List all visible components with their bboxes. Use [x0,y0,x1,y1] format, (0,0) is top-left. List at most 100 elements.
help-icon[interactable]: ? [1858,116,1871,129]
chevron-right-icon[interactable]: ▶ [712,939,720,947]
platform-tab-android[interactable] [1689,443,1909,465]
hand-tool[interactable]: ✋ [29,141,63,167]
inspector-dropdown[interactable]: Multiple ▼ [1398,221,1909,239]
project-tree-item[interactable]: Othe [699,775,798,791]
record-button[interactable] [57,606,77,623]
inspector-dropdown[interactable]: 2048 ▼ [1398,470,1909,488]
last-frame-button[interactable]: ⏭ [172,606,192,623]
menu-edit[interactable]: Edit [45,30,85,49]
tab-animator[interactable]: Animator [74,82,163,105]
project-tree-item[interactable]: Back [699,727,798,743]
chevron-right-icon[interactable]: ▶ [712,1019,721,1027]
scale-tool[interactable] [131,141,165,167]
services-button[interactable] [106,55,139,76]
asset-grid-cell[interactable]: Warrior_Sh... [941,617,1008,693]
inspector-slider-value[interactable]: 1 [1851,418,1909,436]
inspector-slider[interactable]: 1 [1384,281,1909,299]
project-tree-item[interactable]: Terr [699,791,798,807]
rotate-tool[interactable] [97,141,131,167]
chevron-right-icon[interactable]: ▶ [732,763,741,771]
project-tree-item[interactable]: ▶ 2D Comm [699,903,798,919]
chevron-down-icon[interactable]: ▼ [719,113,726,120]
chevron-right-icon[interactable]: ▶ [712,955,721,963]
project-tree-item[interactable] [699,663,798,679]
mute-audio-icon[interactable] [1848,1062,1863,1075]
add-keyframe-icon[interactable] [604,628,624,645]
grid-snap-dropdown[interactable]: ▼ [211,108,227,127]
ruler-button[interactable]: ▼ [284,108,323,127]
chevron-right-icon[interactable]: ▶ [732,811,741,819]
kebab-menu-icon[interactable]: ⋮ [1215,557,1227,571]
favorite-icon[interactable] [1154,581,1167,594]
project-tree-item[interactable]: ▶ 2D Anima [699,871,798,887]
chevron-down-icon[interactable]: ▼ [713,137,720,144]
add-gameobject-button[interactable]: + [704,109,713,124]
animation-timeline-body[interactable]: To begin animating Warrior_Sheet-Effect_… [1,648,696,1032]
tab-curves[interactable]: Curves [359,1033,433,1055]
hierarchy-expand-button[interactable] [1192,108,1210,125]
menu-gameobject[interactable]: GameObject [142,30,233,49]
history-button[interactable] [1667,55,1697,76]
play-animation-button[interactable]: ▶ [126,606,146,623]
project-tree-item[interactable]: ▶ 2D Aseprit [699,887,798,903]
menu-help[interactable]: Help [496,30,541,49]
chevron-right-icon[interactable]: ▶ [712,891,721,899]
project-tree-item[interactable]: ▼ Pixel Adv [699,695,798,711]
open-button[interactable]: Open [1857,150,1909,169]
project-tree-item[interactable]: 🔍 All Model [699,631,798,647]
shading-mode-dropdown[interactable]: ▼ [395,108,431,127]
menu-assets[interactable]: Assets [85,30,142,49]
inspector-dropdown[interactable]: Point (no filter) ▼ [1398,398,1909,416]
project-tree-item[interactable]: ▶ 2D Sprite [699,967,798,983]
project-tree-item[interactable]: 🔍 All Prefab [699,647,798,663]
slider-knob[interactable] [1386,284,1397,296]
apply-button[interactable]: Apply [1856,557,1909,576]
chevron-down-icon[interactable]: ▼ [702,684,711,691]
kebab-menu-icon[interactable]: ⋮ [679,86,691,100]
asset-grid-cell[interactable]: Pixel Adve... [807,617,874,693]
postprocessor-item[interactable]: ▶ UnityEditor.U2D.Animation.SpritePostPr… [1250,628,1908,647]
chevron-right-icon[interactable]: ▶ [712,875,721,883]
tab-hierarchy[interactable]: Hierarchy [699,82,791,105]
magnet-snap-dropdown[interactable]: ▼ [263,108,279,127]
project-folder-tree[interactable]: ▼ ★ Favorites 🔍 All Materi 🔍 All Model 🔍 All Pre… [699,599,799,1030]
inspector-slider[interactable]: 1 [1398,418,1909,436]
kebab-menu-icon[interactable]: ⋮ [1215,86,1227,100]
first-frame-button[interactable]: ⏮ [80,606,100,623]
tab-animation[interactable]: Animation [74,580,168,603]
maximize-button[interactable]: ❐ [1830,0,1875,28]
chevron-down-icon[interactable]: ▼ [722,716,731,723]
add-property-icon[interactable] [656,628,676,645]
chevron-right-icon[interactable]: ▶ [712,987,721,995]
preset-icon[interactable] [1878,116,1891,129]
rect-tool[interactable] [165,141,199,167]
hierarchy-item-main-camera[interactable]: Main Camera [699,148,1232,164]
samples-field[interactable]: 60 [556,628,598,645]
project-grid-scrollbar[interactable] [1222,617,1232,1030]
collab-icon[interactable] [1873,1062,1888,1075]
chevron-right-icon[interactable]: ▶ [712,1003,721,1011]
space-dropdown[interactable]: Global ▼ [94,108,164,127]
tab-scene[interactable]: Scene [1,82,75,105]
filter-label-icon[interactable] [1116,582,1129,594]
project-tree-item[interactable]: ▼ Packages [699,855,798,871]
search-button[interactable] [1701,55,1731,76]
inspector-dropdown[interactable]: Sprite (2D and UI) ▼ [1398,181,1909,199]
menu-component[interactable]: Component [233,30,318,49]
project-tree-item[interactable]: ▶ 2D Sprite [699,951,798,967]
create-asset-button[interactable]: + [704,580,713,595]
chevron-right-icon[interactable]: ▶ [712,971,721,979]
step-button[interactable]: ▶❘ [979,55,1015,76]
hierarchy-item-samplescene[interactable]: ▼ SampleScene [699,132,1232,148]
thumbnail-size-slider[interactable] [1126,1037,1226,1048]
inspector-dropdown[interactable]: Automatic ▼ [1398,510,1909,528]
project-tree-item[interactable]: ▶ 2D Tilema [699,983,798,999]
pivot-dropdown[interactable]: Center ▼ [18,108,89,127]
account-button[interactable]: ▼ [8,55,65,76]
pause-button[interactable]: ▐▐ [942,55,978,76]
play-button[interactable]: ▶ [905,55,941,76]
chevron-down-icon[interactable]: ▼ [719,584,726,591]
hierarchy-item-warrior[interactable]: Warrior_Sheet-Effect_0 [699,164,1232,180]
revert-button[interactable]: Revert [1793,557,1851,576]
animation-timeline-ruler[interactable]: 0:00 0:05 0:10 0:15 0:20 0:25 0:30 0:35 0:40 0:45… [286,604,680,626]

------------

● Co zrobić
Przepisz bez żadnych zmian wszystkie wiersze podane powyżej.

● Wynik
List all visible components with their bboxes. Use [x0,y0,x1,y1] format, (0,0) is top-left. List at most 100 elements.
help-icon[interactable]: ? [1858,116,1871,129]
chevron-right-icon[interactable]: ▶ [712,939,720,947]
platform-tab-android[interactable] [1689,443,1909,465]
hand-tool[interactable]: ✋ [29,141,63,167]
inspector-dropdown[interactable]: Multiple ▼ [1398,221,1909,239]
project-tree-item[interactable]: Othe [699,775,798,791]
record-button[interactable] [57,606,77,623]
inspector-dropdown[interactable]: 2048 ▼ [1398,470,1909,488]
last-frame-button[interactable]: ⏭ [172,606,192,623]
menu-edit[interactable]: Edit [45,30,85,49]
tab-animator[interactable]: Animator [74,82,163,105]
project-tree-item[interactable]: Back [699,727,798,743]
chevron-right-icon[interactable]: ▶ [712,1019,721,1027]
scale-tool[interactable] [131,141,165,167]
services-button[interactable] [106,55,139,76]
asset-grid-cell[interactable]: Warrior_Sh... [941,617,1008,693]
inspector-slider-value[interactable]: 1 [1851,418,1909,436]
inspector-slider[interactable]: 1 [1384,281,1909,299]
project-tree-item[interactable]: Terr [699,791,798,807]
rotate-tool[interactable] [97,141,131,167]
chevron-right-icon[interactable]: ▶ [732,763,741,771]
project-tree-item[interactable]: ▶ 2D Comm [699,903,798,919]
chevron-down-icon[interactable]: ▼ [719,113,726,120]
chevron-right-icon[interactable]: ▶ [712,955,721,963]
project-tree-item[interactable] [699,663,798,679]
mute-audio-icon[interactable] [1848,1062,1863,1075]
add-keyframe-icon[interactable] [604,628,624,645]
grid-snap-dropdown[interactable]: ▼ [211,108,227,127]
ruler-button[interactable]: ▼ [284,108,323,127]
chevron-right-icon[interactable]: ▶ [732,811,741,819]
kebab-menu-icon[interactable]: ⋮ [1215,557,1227,571]
favorite-icon[interactable] [1154,581,1167,594]
project-tree-item[interactable]: ▶ 2D Anima [699,871,798,887]
chevron-down-icon[interactable]: ▼ [713,137,720,144]
add-gameobject-button[interactable]: + [704,109,713,124]
animation-timeline-body[interactable]: To begin animating Warrior_Sheet-Effect_… [1,648,696,1032]
tab-curves[interactable]: Curves [359,1033,433,1055]
hierarchy-expand-button[interactable] [1192,108,1210,125]
menu-gameobject[interactable]: GameObject [142,30,233,49]
history-button[interactable] [1667,55,1697,76]
play-animation-button[interactable]: ▶ [126,606,146,623]
project-tree-item[interactable]: ▶ 2D Aseprit [699,887,798,903]
menu-help[interactable]: Help [496,30,541,49]
chevron-right-icon[interactable]: ▶ [712,891,721,899]
project-tree-item[interactable]: ▼ Pixel Adv [699,695,798,711]
open-button[interactable]: Open [1857,150,1909,169]
project-tree-item[interactable]: 🔍 All Model [699,631,798,647]
shading-mode-dropdown[interactable]: ▼ [395,108,431,127]
menu-assets[interactable]: Assets [85,30,142,49]
inspector-dropdown[interactable]: Point (no filter) ▼ [1398,398,1909,416]
project-tree-item[interactable]: ▶ 2D Sprite [699,967,798,983]
project-tree-item[interactable]: 🔍 All Prefab [699,647,798,663]
slider-knob[interactable] [1386,284,1397,296]
apply-button[interactable]: Apply [1856,557,1909,576]
chevron-down-icon[interactable]: ▼ [702,684,711,691]
kebab-menu-icon[interactable]: ⋮ [679,86,691,100]
asset-grid-cell[interactable]: Pixel Adve... [807,617,874,693]
postprocessor-item[interactable]: ▶ UnityEditor.U2D.Animation.SpritePostPr… [1250,628,1908,647]
chevron-right-icon[interactable]: ▶ [712,875,721,883]
tab-hierarchy[interactable]: Hierarchy [699,82,791,105]
magnet-snap-dropdown[interactable]: ▼ [263,108,279,127]
project-folder-tree[interactable]: ▼ ★ Favorites 🔍 All Materi 🔍 All Model 🔍 All Pre… [699,599,799,1030]
inspector-slider[interactable]: 1 [1398,418,1909,436]
kebab-menu-icon[interactable]: ⋮ [1215,86,1227,100]
first-frame-button[interactable]: ⏮ [80,606,100,623]
tab-animation[interactable]: Animation [74,580,168,603]
maximize-button[interactable]: ❐ [1830,0,1875,28]
chevron-down-icon[interactable]: ▼ [722,716,731,723]
add-property-icon[interactable] [656,628,676,645]
chevron-right-icon[interactable]: ▶ [712,987,721,995]
preset-icon[interactable] [1878,116,1891,129]
rect-tool[interactable] [165,141,199,167]
hierarchy-item-main-camera[interactable]: Main Camera [699,148,1232,164]
samples-field[interactable]: 60 [556,628,598,645]
project-grid-scrollbar[interactable] [1222,617,1232,1030]
collab-icon[interactable] [1873,1062,1888,1075]
chevron-right-icon[interactable]: ▶ [712,1003,721,1011]
space-dropdown[interactable]: Global ▼ [94,108,164,127]
tab-scene[interactable]: Scene [1,82,75,105]
filter-label-icon[interactable] [1116,582,1129,594]
project-tree-item[interactable]: ▼ Packages [699,855,798,871]
search-button[interactable] [1701,55,1731,76]
inspector-dropdown[interactable]: Sprite (2D and UI) ▼ [1398,181,1909,199]
menu-component[interactable]: Component [233,30,318,49]
project-tree-item[interactable]: ▶ 2D Sprite [699,951,798,967]
create-asset-button[interactable]: + [704,580,713,595]
chevron-right-icon[interactable]: ▶ [712,971,721,979]
step-button[interactable]: ▶❘ [979,55,1015,76]
hierarchy-item-samplescene[interactable]: ▼ SampleScene [699,132,1232,148]
thumbnail-size-slider[interactable] [1126,1037,1226,1048]
inspector-dropdown[interactable]: Automatic ▼ [1398,510,1909,528]
project-tree-item[interactable]: ▶ 2D Tilema [699,983,798,999]
pivot-dropdown[interactable]: Center ▼ [18,108,89,127]
account-button[interactable]: ▼ [8,55,65,76]
pause-button[interactable]: ▐▐ [942,55,978,76]
play-button[interactable]: ▶ [905,55,941,76]
chevron-down-icon[interactable]: ▼ [719,584,726,591]
hierarchy-item-warrior[interactable]: Warrior_Sheet-Effect_0 [699,164,1232,180]
revert-button[interactable]: Revert [1793,557,1851,576]
animation-timeline-ruler[interactable]: 0:00 0:05 0:10 0:15 0:20 0:25 0:30 0:35 0:40 0:45… [286,604,680,626]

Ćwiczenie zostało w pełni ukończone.